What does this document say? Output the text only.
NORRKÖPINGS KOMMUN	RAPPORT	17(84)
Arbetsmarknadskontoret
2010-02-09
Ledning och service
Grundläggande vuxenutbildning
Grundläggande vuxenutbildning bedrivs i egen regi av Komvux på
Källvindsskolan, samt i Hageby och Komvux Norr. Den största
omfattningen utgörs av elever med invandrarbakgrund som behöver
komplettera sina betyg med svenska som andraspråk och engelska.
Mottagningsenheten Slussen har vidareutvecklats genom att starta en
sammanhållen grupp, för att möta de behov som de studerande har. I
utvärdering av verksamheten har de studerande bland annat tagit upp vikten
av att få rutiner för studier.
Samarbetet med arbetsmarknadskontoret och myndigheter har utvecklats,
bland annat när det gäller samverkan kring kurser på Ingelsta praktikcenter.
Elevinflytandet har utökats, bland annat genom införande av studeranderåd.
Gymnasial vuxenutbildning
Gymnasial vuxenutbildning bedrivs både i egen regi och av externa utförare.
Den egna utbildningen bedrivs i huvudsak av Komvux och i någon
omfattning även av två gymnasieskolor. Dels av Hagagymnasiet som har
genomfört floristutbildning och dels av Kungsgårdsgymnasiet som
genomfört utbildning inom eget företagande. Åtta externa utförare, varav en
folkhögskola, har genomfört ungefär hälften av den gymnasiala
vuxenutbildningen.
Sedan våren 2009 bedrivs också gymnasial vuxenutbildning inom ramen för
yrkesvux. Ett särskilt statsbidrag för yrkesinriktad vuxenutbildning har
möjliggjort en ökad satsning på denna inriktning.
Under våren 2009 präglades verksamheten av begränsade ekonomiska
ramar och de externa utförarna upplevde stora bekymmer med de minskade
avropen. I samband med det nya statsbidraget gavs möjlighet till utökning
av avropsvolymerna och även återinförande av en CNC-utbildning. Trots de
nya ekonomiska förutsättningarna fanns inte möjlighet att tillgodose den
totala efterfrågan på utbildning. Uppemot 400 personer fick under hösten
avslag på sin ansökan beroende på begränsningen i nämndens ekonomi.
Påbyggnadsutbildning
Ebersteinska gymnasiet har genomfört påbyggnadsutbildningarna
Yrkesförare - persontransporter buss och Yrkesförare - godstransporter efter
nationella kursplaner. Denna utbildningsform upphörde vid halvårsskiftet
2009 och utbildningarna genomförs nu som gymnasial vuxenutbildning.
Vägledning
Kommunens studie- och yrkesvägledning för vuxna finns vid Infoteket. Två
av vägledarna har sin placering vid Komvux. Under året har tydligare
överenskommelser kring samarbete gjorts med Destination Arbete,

────────────────────────────────────────

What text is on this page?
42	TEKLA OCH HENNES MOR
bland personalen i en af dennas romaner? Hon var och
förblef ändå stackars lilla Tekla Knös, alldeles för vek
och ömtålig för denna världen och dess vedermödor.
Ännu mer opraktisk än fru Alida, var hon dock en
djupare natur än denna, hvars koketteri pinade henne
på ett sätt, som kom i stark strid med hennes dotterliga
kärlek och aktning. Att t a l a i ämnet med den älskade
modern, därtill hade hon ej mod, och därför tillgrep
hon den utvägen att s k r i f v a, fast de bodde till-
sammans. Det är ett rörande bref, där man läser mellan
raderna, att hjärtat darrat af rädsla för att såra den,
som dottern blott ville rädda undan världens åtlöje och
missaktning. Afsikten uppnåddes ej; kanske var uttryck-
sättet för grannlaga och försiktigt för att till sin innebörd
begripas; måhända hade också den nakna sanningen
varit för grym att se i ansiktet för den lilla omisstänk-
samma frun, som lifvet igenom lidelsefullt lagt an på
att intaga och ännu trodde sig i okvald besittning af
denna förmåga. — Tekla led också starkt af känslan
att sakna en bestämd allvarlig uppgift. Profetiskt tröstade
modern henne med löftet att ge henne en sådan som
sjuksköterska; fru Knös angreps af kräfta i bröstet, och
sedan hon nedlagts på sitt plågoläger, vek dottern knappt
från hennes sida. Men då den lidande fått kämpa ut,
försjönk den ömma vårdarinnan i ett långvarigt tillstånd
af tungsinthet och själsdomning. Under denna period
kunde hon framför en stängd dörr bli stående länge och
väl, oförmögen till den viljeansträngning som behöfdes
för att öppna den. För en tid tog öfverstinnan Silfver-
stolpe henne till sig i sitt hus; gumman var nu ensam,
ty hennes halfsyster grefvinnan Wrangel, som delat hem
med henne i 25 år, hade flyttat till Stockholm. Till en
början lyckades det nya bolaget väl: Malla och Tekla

────────────────────────────────────────

## WHAT TO WORK ON
Only the number should be given: how many lines in the data contain the string "hade".

## RESPONSE BOX
3